#### [TASK STATEMENT]
Scan the data below and pick out the lines containing the word "如图所示".
======== ENTRIES ========
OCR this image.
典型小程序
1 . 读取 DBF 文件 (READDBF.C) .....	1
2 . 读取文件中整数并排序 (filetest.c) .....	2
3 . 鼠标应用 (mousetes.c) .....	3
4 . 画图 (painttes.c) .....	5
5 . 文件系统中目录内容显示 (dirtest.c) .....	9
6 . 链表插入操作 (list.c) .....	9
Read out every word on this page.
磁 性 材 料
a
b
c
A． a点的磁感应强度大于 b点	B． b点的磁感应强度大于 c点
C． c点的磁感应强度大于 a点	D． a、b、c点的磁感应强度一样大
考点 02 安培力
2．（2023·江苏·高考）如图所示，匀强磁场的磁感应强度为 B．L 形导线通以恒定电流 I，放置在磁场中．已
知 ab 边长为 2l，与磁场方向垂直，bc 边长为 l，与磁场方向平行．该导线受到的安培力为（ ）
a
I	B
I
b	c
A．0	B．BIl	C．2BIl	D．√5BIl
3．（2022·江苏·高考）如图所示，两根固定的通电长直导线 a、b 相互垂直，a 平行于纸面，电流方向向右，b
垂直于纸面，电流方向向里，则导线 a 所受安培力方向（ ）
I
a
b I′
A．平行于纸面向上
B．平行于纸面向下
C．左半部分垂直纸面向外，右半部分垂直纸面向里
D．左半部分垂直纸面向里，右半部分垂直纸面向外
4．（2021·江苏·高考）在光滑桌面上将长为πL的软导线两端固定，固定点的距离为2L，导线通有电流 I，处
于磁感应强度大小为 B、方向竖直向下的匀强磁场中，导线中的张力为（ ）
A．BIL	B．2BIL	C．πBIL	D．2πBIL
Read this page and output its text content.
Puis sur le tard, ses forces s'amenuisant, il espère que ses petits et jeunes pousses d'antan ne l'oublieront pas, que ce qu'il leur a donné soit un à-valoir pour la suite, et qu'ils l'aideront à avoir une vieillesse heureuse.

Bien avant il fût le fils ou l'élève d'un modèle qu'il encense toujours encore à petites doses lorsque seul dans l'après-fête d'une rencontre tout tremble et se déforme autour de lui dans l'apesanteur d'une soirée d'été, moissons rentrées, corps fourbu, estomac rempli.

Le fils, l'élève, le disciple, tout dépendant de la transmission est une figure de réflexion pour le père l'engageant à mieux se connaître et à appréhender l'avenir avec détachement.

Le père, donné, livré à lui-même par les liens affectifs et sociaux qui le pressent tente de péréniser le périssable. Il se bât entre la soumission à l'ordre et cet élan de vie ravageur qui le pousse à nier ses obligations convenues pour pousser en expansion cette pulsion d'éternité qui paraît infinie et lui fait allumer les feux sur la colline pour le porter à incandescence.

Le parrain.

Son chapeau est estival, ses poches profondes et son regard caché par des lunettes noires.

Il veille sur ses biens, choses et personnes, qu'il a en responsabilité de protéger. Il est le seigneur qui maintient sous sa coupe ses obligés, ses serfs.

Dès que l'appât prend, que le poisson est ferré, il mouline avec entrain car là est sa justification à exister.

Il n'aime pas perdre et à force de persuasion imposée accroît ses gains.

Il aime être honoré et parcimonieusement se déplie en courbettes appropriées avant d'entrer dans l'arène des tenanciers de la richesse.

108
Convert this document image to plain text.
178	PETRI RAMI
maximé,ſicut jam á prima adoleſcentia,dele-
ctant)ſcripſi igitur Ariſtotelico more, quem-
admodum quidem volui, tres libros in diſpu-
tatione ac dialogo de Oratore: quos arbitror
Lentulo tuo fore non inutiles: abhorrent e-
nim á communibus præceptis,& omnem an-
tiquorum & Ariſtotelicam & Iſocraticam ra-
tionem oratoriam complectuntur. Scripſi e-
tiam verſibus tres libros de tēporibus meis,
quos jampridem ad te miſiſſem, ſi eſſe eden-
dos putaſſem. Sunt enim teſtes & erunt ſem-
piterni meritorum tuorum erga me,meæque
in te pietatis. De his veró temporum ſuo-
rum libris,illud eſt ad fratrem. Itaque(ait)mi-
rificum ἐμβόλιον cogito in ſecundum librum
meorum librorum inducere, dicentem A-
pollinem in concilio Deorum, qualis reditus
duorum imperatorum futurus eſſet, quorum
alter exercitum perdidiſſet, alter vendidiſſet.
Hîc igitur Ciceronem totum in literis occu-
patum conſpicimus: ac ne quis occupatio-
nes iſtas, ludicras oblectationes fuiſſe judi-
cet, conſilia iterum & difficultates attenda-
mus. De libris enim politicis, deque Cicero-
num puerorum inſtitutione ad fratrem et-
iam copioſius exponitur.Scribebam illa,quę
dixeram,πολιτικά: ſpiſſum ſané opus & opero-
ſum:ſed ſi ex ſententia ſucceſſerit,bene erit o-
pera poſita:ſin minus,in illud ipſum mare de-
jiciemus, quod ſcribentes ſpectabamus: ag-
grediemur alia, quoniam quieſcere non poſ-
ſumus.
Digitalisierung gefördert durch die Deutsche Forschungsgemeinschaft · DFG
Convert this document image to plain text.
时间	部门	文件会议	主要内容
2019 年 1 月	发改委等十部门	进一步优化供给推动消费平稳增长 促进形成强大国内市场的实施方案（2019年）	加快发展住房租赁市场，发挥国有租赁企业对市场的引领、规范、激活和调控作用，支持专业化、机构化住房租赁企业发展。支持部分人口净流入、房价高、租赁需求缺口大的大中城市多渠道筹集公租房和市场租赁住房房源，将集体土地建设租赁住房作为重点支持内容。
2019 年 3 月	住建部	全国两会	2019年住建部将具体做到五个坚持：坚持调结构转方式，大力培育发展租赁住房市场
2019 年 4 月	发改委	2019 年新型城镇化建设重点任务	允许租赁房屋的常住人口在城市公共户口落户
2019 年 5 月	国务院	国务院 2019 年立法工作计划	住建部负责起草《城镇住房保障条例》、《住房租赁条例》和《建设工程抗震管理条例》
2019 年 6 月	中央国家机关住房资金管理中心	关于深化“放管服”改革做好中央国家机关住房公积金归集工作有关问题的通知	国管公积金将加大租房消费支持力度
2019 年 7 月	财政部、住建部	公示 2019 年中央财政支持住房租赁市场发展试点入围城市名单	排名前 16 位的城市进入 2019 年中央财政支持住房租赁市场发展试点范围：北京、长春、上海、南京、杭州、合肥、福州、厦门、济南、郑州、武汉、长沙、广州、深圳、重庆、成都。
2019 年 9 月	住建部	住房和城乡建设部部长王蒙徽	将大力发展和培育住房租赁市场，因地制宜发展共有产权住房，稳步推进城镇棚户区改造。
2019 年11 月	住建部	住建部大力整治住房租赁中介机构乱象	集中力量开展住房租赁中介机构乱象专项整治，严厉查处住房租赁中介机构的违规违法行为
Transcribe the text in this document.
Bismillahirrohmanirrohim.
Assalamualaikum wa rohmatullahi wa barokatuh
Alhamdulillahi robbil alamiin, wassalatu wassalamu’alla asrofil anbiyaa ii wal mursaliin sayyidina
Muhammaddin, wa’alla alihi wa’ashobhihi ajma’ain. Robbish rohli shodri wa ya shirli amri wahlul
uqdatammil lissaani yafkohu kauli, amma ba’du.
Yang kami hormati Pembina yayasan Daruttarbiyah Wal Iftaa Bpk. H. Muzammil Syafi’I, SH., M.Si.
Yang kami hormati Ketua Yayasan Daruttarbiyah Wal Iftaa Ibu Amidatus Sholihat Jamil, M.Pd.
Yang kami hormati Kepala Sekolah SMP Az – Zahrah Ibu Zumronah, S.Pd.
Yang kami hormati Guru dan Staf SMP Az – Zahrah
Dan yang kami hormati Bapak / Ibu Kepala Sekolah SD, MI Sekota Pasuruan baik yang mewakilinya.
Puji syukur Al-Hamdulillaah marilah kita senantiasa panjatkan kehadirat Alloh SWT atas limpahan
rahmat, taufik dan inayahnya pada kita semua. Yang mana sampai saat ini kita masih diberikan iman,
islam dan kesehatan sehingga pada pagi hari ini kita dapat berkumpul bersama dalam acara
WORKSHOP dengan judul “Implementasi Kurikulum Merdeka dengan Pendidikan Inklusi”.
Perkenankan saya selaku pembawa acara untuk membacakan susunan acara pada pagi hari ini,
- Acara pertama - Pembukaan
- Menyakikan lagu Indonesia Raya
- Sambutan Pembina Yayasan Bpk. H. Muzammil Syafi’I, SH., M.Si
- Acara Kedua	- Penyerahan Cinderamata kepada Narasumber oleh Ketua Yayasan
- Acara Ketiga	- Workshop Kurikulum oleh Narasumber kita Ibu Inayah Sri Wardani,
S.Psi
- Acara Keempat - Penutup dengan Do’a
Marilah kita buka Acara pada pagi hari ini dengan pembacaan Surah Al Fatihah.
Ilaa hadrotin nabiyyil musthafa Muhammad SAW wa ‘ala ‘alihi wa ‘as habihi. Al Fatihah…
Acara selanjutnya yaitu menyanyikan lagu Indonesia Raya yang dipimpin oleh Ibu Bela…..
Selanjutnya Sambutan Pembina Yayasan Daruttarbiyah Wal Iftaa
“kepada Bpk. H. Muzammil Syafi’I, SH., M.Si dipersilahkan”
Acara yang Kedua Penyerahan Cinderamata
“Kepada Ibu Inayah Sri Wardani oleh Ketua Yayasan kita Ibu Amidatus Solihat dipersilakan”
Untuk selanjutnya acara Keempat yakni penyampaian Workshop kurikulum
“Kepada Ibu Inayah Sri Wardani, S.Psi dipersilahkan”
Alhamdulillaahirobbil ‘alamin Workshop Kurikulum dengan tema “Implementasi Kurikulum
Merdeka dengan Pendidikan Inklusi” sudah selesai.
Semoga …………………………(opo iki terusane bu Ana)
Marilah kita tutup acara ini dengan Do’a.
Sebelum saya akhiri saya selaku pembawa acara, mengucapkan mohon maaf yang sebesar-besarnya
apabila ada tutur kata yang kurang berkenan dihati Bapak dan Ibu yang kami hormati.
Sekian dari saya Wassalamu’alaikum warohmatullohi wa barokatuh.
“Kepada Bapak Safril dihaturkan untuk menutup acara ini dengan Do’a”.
========
#### [REPLY TO THE EXERCISE]
2．（2023·江苏·高考）如图所示，匀强磁场的磁感应强度为 B．L 形导线通以恒定电流 I，放置在磁场中．已
3．（2022·江苏·高考）如图所示，两根固定的通电长直导线 a、b 相互垂直，a 平行于纸面，电流方向向右，b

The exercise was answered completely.